* [Instructions for the task]: Restate every entry word for word.

========

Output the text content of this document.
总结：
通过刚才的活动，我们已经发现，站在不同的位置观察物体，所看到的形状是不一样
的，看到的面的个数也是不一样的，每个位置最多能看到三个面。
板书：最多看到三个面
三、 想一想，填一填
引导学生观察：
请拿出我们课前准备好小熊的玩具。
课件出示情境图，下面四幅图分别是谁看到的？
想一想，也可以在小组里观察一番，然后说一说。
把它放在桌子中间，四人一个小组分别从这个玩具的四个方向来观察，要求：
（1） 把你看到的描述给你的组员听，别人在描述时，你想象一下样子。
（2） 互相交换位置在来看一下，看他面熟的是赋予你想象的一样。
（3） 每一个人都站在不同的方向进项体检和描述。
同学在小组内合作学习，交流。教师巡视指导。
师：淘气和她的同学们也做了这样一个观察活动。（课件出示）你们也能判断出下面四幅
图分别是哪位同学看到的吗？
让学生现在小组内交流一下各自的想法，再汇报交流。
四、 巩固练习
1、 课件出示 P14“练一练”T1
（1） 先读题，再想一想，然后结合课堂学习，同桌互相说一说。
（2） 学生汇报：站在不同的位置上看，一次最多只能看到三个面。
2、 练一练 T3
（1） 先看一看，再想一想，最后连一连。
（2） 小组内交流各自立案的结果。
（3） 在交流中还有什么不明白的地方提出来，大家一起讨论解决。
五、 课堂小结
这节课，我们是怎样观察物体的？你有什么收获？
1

========

* [Output for this exercise]:
Output the text content of this document.
总结：
通过刚才的活动，我们已经发现，站在不同的位置观察物体，所看到的形状是不一样
的，看到的面的个数也是不一样的，每个位置最多能看到三个面。
板书：最多看到三个面
三、 想一想，填一填
引导学生观察：
请拿出我们课前准备好小熊的玩具。
课件出示情境图，下面四幅图分别是谁看到的？
想一想，也可以在小组里观察一番，然后说一说。
把它放在桌子中间，四人一个小组分别从这个玩具的四个方向来观察，要求：
（1） 把你看到的描述给你的组员听，别人在描述时，你想象一下样子。
（2） 互相交换位置在来看一下，看他面熟的是赋予你想象的一样。
（3） 每一个人都站在不同的方向进项体检和描述。
同学在小组内合作学习，交流。教师巡视指导。
师：淘气和她的同学们也做了这样一个观察活动。（课件出示）你们也能判断出下面四幅
图分别是哪位同学看到的吗？
让学生现在小组内交流一下各自的想法，再汇报交流。
四、 巩固练习
1、 课件出示 P14“练一练”T1
（1） 先读题，再想一想，然后结合课堂学习，同桌互相说一说。
（2） 学生汇报：站在不同的位置上看，一次最多只能看到三个面。
2、 练一练 T3
（1） 先看一看，再想一想，最后连一连。
（2） 小组内交流各自立案的结果。
（3） 在交流中还有什么不明白的地方提出来，大家一起讨论解决。
五、 课堂小结
这节课，我们是怎样观察物体的？你有什么收获？
1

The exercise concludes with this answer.